Annotated region listings
....
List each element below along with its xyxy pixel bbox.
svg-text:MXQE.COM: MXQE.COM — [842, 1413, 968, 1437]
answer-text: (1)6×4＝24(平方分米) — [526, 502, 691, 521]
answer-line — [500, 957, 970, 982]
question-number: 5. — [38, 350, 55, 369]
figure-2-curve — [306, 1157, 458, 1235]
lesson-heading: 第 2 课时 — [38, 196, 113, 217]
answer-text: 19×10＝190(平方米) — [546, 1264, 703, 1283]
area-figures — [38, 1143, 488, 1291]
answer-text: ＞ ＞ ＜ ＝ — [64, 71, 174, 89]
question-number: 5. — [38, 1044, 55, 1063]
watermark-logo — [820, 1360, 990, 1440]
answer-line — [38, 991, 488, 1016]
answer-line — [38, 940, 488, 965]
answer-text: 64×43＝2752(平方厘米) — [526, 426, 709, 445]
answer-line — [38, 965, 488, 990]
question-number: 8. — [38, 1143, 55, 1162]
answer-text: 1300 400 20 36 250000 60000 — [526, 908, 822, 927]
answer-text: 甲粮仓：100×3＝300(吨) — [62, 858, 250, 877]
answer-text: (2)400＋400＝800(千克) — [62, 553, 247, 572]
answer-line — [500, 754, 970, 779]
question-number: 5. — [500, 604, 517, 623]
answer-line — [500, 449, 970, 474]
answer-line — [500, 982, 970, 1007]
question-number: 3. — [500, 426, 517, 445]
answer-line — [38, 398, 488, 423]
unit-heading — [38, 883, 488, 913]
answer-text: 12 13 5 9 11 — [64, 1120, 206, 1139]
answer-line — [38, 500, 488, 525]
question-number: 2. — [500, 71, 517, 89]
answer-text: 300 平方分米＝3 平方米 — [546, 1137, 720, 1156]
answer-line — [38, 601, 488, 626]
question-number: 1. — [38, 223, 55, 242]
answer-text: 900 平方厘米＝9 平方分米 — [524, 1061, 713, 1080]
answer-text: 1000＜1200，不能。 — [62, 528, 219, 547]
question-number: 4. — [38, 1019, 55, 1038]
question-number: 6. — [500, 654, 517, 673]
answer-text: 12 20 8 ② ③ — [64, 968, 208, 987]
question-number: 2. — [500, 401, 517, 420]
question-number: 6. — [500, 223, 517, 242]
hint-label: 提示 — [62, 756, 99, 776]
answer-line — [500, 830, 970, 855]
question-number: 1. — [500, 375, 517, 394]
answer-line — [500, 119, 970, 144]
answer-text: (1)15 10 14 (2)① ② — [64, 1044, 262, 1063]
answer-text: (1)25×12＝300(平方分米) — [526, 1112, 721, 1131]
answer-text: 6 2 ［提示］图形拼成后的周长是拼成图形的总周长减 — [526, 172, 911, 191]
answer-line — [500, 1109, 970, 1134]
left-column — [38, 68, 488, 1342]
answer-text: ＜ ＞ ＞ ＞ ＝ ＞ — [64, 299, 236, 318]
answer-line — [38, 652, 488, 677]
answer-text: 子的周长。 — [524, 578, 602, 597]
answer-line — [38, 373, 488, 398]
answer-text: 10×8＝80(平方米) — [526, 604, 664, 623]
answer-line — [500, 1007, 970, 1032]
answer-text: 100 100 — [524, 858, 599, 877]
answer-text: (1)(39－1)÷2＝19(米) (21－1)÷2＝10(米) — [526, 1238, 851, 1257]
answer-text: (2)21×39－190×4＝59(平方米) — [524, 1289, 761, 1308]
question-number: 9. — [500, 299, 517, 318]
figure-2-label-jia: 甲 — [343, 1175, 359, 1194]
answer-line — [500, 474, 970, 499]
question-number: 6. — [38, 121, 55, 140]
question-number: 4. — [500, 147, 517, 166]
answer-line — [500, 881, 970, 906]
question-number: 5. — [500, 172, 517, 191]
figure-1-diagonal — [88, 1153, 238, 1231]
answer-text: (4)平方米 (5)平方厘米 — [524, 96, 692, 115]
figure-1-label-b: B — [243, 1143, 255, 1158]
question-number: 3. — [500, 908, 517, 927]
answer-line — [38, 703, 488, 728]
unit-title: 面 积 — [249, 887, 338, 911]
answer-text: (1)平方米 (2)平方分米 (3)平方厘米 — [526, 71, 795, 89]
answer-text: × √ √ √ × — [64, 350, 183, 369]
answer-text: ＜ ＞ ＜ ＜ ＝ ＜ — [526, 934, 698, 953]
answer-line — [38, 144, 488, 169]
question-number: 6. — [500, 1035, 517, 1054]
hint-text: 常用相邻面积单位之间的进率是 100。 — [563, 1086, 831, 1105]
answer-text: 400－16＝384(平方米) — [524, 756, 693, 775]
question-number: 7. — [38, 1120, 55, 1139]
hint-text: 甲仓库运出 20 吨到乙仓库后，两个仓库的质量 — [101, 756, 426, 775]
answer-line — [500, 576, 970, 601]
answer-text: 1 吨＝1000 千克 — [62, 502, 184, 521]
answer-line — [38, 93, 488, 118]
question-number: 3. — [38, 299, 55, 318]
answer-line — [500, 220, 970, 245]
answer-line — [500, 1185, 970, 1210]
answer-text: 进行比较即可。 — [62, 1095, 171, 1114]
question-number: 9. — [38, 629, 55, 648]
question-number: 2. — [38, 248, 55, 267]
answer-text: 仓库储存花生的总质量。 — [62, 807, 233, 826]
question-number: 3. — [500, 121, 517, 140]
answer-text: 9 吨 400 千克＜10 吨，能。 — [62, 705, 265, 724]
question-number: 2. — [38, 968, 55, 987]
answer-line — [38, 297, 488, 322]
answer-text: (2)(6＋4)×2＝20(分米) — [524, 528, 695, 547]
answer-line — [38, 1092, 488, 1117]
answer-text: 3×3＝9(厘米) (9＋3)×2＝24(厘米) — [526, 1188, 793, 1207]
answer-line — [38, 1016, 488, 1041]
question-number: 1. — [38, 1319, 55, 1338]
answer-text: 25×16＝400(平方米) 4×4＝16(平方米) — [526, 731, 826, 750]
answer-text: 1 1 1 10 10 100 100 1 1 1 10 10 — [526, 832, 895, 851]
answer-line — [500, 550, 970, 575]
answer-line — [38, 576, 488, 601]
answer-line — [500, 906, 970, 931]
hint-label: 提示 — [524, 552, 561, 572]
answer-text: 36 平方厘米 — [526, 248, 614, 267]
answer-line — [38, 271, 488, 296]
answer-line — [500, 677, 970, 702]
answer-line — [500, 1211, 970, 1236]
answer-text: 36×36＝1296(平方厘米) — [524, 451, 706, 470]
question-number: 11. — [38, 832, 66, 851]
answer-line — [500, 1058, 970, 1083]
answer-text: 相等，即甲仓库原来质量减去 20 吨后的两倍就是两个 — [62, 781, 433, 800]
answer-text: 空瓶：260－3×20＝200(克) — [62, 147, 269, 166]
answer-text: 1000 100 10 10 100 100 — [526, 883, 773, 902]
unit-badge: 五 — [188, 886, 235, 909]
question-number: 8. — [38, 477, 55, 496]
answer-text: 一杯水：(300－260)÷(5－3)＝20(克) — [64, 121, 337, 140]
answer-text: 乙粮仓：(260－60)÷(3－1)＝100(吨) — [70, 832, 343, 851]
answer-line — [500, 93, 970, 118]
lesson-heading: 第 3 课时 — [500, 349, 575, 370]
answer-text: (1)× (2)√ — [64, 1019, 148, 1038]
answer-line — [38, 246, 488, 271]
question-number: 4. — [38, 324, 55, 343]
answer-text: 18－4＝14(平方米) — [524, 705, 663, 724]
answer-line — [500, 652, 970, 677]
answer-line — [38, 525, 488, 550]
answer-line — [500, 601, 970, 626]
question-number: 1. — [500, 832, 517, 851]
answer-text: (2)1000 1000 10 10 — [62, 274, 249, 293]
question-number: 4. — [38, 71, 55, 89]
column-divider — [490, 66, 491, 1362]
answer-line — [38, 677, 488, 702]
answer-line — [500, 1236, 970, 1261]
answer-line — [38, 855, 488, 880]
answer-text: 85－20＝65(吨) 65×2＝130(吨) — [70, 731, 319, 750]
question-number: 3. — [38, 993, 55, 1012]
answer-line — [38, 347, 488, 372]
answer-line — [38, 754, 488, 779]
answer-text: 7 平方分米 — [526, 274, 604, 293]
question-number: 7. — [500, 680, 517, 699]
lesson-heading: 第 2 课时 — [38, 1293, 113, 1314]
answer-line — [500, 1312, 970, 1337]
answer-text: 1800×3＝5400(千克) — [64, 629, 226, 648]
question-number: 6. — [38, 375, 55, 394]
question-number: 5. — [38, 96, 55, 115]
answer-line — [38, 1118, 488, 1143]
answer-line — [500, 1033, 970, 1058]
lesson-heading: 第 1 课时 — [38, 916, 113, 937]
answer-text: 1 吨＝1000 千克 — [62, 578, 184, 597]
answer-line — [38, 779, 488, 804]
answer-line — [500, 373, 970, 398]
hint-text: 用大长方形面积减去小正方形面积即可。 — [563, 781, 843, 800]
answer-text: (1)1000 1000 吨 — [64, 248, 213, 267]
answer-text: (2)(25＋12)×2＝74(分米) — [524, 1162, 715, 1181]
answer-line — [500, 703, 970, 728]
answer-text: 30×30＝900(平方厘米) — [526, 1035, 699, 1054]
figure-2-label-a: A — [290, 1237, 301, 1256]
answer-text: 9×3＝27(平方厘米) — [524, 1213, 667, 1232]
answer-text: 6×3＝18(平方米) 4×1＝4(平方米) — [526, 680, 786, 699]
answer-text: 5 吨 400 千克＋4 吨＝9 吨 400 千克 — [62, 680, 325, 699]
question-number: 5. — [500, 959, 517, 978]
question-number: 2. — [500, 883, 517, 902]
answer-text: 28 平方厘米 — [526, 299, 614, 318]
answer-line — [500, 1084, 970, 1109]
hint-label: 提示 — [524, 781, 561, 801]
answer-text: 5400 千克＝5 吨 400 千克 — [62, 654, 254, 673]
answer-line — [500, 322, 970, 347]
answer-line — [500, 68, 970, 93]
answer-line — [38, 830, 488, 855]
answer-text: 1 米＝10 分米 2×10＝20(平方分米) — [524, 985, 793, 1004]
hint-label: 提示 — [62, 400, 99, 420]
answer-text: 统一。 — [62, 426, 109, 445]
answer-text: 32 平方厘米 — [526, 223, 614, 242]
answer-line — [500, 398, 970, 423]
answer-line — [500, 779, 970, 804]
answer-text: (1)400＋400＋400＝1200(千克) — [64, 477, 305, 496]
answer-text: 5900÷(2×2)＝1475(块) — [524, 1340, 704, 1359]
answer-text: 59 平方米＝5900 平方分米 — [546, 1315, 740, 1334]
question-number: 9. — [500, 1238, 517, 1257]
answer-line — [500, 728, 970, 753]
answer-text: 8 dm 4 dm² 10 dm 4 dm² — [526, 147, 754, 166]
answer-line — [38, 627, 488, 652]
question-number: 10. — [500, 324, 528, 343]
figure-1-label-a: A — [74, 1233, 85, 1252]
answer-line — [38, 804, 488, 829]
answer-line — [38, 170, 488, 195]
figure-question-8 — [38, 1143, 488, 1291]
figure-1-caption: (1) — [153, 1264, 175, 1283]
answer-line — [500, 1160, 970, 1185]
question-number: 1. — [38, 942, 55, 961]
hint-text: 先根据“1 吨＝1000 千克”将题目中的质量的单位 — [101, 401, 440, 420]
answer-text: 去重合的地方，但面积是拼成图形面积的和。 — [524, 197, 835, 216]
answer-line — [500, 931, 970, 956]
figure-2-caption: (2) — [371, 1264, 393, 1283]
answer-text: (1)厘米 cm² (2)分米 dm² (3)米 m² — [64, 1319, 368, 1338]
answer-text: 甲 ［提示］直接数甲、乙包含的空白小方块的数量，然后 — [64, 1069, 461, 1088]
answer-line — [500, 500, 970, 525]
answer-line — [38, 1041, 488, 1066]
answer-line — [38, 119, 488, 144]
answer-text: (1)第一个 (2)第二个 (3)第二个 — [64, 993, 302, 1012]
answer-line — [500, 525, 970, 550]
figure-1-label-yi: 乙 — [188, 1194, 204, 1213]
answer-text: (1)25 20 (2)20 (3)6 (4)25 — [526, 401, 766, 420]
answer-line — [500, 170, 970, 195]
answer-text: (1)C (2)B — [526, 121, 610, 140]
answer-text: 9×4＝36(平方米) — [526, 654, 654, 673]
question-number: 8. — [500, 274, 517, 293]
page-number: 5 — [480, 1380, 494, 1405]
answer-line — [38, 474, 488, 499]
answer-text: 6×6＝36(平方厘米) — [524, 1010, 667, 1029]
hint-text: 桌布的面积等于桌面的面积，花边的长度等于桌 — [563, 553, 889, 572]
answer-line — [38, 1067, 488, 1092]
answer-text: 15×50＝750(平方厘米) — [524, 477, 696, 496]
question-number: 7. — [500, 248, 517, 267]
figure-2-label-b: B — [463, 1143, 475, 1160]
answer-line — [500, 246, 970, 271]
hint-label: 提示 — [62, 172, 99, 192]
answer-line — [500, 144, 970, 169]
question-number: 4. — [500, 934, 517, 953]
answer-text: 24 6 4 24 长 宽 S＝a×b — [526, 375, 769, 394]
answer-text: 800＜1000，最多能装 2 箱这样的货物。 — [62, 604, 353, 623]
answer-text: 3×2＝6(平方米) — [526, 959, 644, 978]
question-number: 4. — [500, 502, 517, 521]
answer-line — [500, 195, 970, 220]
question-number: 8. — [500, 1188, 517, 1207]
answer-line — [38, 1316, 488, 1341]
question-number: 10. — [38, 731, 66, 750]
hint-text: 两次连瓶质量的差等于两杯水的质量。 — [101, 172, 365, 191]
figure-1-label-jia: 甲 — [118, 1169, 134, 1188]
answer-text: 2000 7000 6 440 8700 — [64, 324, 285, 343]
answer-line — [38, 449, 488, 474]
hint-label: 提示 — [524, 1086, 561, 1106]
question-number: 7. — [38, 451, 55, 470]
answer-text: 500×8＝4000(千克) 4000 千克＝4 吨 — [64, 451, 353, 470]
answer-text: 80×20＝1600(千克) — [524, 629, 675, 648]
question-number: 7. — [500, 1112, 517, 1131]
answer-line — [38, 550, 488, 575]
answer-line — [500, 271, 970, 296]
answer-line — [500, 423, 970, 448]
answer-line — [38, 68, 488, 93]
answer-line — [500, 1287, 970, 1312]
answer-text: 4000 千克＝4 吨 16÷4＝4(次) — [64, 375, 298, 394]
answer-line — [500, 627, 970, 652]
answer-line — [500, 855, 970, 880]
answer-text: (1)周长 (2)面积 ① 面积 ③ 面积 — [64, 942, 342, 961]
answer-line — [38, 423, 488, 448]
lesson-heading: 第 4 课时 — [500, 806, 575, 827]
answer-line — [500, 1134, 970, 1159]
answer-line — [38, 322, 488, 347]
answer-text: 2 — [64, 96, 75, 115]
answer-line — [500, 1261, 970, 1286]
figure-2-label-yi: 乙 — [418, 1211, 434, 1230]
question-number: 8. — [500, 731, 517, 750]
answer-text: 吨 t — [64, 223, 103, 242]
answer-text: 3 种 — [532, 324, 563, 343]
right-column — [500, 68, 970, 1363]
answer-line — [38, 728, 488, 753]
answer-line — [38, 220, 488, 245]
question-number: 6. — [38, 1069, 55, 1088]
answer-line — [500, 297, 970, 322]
....
• [REQUIRED WORK]: Return, without any change, the rows starting at the beginning of the rows and ending at the row containing "question-number: 5. — [500, 604, 517, 623]", including both ends.

• [SOLUTION TO THE EXERCISE]:
List each element below along with its xyxy pixel bbox.
svg-text:MXQE.COM: MXQE.COM — [842, 1413, 968, 1437]
answer-text: (1)6×4＝24(平方分米) — [526, 502, 691, 521]
answer-line — [500, 957, 970, 982]
question-number: 5. — [38, 350, 55, 369]
figure-2-curve — [306, 1157, 458, 1235]
lesson-heading: 第 2 课时 — [38, 196, 113, 217]
answer-text: 19×10＝190(平方米) — [546, 1264, 703, 1283]
area-figures — [38, 1143, 488, 1291]
answer-text: ＞ ＞ ＜ ＝ — [64, 71, 174, 89]
question-number: 5. — [38, 1044, 55, 1063]
watermark-logo — [820, 1360, 990, 1440]
answer-line — [38, 991, 488, 1016]
answer-line — [38, 940, 488, 965]
answer-text: 64×43＝2752(平方厘米) — [526, 426, 709, 445]
answer-line — [38, 965, 488, 990]
question-number: 8. — [38, 1143, 55, 1162]
answer-text: 1300 400 20 36 250000 60000 — [526, 908, 822, 927]
answer-text: 甲粮仓：100×3＝300(吨) — [62, 858, 250, 877]
answer-text: (2)400＋400＝800(千克) — [62, 553, 247, 572]
answer-line — [500, 754, 970, 779]
question-number: 5. — [500, 604, 517, 623]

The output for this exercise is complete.